**THE TASK**
All entries must be repeated exactly; do not include the pictures.

**THE RECORDS**

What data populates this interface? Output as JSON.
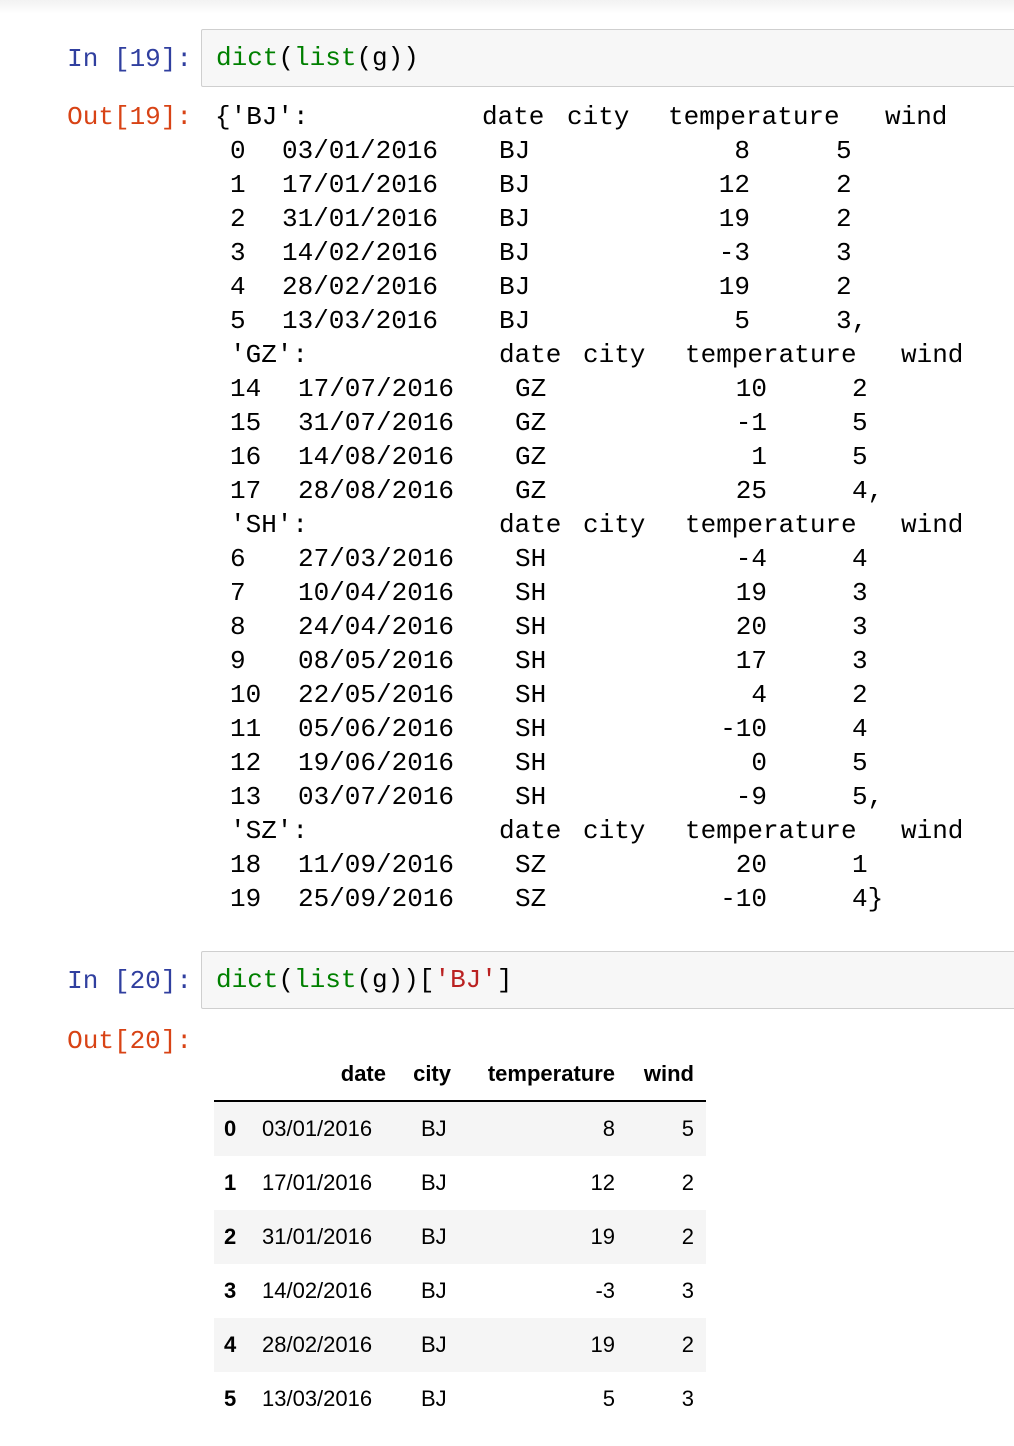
{
  "cells": [
    {
      "prompt_in": "In [19]:",
      "code": {
        "fn1": "dict",
        "p1": "(",
        "fn2": "list",
        "p2": "(g))",
        "str": "",
        "p3": ""
      },
      "prompt_out": "Out[19]:",
      "output_groups": [
        {
          "key": "{'BJ':",
          "header": [
            "date",
            "city",
            "temperature",
            "wind"
          ],
          "rows": [
            [
              "0",
              "03/01/2016",
              "BJ",
              "8",
              "5"
            ],
            [
              "1",
              "17/01/2016",
              "BJ",
              "12",
              "2"
            ],
            [
              "2",
              "31/01/2016",
              "BJ",
              "19",
              "2"
            ],
            [
              "3",
              "14/02/2016",
              "BJ",
              "-3",
              "3"
            ],
            [
              "4",
              "28/02/2016",
              "BJ",
              "19",
              "2"
            ],
            [
              "5",
              "13/03/2016",
              "BJ",
              "5",
              "3,"
            ]
          ]
        },
        {
          "key": "'GZ':",
          "header": [
            "date",
            "city",
            "temperature",
            "wind"
          ],
          "rows": [
            [
              "14",
              "17/07/2016",
              "GZ",
              "10",
              "2"
            ],
            [
              "15",
              "31/07/2016",
              "GZ",
              "-1",
              "5"
            ],
            [
              "16",
              "14/08/2016",
              "GZ",
              "1",
              "5"
            ],
            [
              "17",
              "28/08/2016",
              "GZ",
              "25",
              "4,"
            ]
          ]
        },
        {
          "key": "'SH':",
          "header": [
            "date",
            "city",
            "temperature",
            "wind"
          ],
          "rows": [
            [
              "6",
              "27/03/2016",
              "SH",
              "-4",
              "4"
            ],
            [
              "7",
              "10/04/2016",
              "SH",
              "19",
              "3"
            ],
            [
              "8",
              "24/04/2016",
              "SH",
              "20",
              "3"
            ],
            [
              "9",
              "08/05/2016",
              "SH",
              "17",
              "3"
            ],
            [
              "10",
              "22/05/2016",
              "SH",
              "4",
              "2"
            ],
            [
              "11",
              "05/06/2016",
              "SH",
              "-10",
              "4"
            ],
            [
              "12",
              "19/06/2016",
              "SH",
              "0",
              "5"
            ],
            [
              "13",
              "03/07/2016",
              "SH",
              "-9",
              "5,"
            ]
          ]
        },
        {
          "key": "'SZ':",
          "header": [
            "date",
            "city",
            "temperature",
            "wind"
          ],
          "rows": [
            [
              "18",
              "11/09/2016",
              "SZ",
              "20",
              "1"
            ],
            [
              "19",
              "25/09/2016",
              "SZ",
              "-10",
              "4}"
            ]
          ]
        }
      ]
    },
    {
      "prompt_in": "In [20]:",
      "code": {
        "fn1": "dict",
        "p1": "(",
        "fn2": "list",
        "p2": "(g))[",
        "str": "'BJ'",
        "p3": "]"
      },
      "prompt_out": "Out[20]:",
      "table": {
        "columns": [
          "date",
          "city",
          "temperature",
          "wind"
        ],
        "rows": [
          {
            "index": "0",
            "date": "03/01/2016",
            "city": "BJ",
            "temperature": "8",
            "wind": "5"
          },
          {
            "index": "1",
            "date": "17/01/2016",
            "city": "BJ",
            "temperature": "12",
            "wind": "2"
          },
          {
            "index": "2",
            "date": "31/01/2016",
            "city": "BJ",
            "temperature": "19",
            "wind": "2"
          },
          {
            "index": "3",
            "date": "14/02/2016",
            "city": "BJ",
            "temperature": "-3",
            "wind": "3"
          },
          {
            "index": "4",
            "date": "28/02/2016",
            "city": "BJ",
            "temperature": "19",
            "wind": "2"
          },
          {
            "index": "5",
            "date": "13/03/2016",
            "city": "BJ",
            "temperature": "5",
            "wind": "3"
          }
        ]
      }
    }
  ],
  "colors": {
    "prompt_in": "#303F9F",
    "prompt_out": "#D84315",
    "builtin": "#008000",
    "string": "#BA2121"
  }
}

**EXERCISE ANSWER**
What data populates this interface? Output as JSON.
{
  "cells": [
    {
      "prompt_in": "In [19]:",
      "code": {
        "fn1": "dict",
        "p1": "(",
        "fn2": "list",
        "p2": "(g))",
        "str": "",
        "p3": ""
      },
      "prompt_out": "Out[19]:",
      "output_groups": [
        {
          "key": "{'BJ':",
          "header": [
            "date",
            "city",
            "temperature",
            "wind"
          ],
          "rows": [
            [
              "0",
              "03/01/2016",
              "BJ",
              "8",
              "5"
            ],
            [
              "1",
              "17/01/2016",
              "BJ",
              "12",
              "2"
            ],
            [
              "2",
              "31/01/2016",
              "BJ",
              "19",
              "2"
            ],
            [
              "3",
              "14/02/2016",
              "BJ",
              "-3",
              "3"
            ],
            [
              "4",
              "28/02/2016",
              "BJ",
              "19",
              "2"
            ],
            [
              "5",
              "13/03/2016",
              "BJ",
              "5",
              "3,"
            ]
          ]
        },
        {
          "key": "'GZ':",
          "header": [
            "date",
            "city",
            "temperature",
            "wind"
          ],
          "rows": [
            [
              "14",
              "17/07/2016",
              "GZ",
              "10",
              "2"
            ],
            [
              "15",
              "31/07/2016",
              "GZ",
              "-1",
              "5"
            ],
            [
              "16",
              "14/08/2016",
              "GZ",
              "1",
              "5"
            ],
            [
              "17",
              "28/08/2016",
              "GZ",
              "25",
              "4,"
            ]
          ]
        },
        {
          "key": "'SH':",
          "header": [
            "date",
            "city",
            "temperature",
            "wind"
          ],
          "rows": [
            [
              "6",
              "27/03/2016",
              "SH",
              "-4",
              "4"
            ],
            [
              "7",
              "10/04/2016",
              "SH",
              "19",
              "3"
            ],
            [
              "8",
              "24/04/2016",
              "SH",
              "20",
              "3"
            ],
            [
              "9",
              "08/05/2016",
              "SH",
              "17",
              "3"
            ],
            [
              "10",
              "22/05/2016",
              "SH",
              "4",
              "2"
            ],
            [
              "11",
              "05/06/2016",
              "SH",
              "-10",
              "4"
            ],
            [
              "12",
              "19/06/2016",
              "SH",
              "0",
              "5"
            ],
            [
              "13",
              "03/07/2016",
              "SH",
              "-9",
              "5,"
            ]
          ]
        },
        {
          "key": "'SZ':",
          "header": [
            "date",
            "city",
            "temperature",
            "wind"
          ],
          "rows": [
            [
              "18",
              "11/09/2016",
              "SZ",
              "20",
              "1"
            ],
            [
              "19",
              "25/09/2016",
              "SZ",
              "-10",
              "4}"
            ]
          ]
        }
      ]
    },
    {
      "prompt_in": "In [20]:",
      "code": {
        "fn1": "dict",
        "p1": "(",
        "fn2": "list",
        "p2": "(g))[",
        "str": "'BJ'",
        "p3": "]"
      },
      "prompt_out": "Out[20]:",
      "table": {
        "columns": [
          "date",
          "city",
          "temperature",
          "wind"
        ],
        "rows": [
          {
            "index": "0",
            "date": "03/01/2016",
            "city": "BJ",
            "temperature": "8",
            "wind": "5"
          },
          {
            "index": "1",
            "date": "17/01/2016",
            "city": "BJ",
            "temperature": "12",
            "wind": "2"
          },
          {
            "index": "2",
            "date": "31/01/2016",
            "city": "BJ",
            "temperature": "19",
            "wind": "2"
          },
          {
            "index": "3",
            "date": "14/02/2016",
            "city": "BJ",
            "temperature": "-3",
            "wind": "3"
          },
          {
            "index": "4",
            "date": "28/02/2016",
            "city": "BJ",
            "temperature": "19",
            "wind": "2"
          },
          {
            "index": "5",
            "date": "13/03/2016",
            "city": "BJ",
            "temperature": "5",
            "wind": "3"
          }
        ]
      }
    }
  ],
  "colors": {
    "prompt_in": "#303F9F",
    "prompt_out": "#D84315",
    "builtin": "#008000",
    "string": "#BA2121"
  }
}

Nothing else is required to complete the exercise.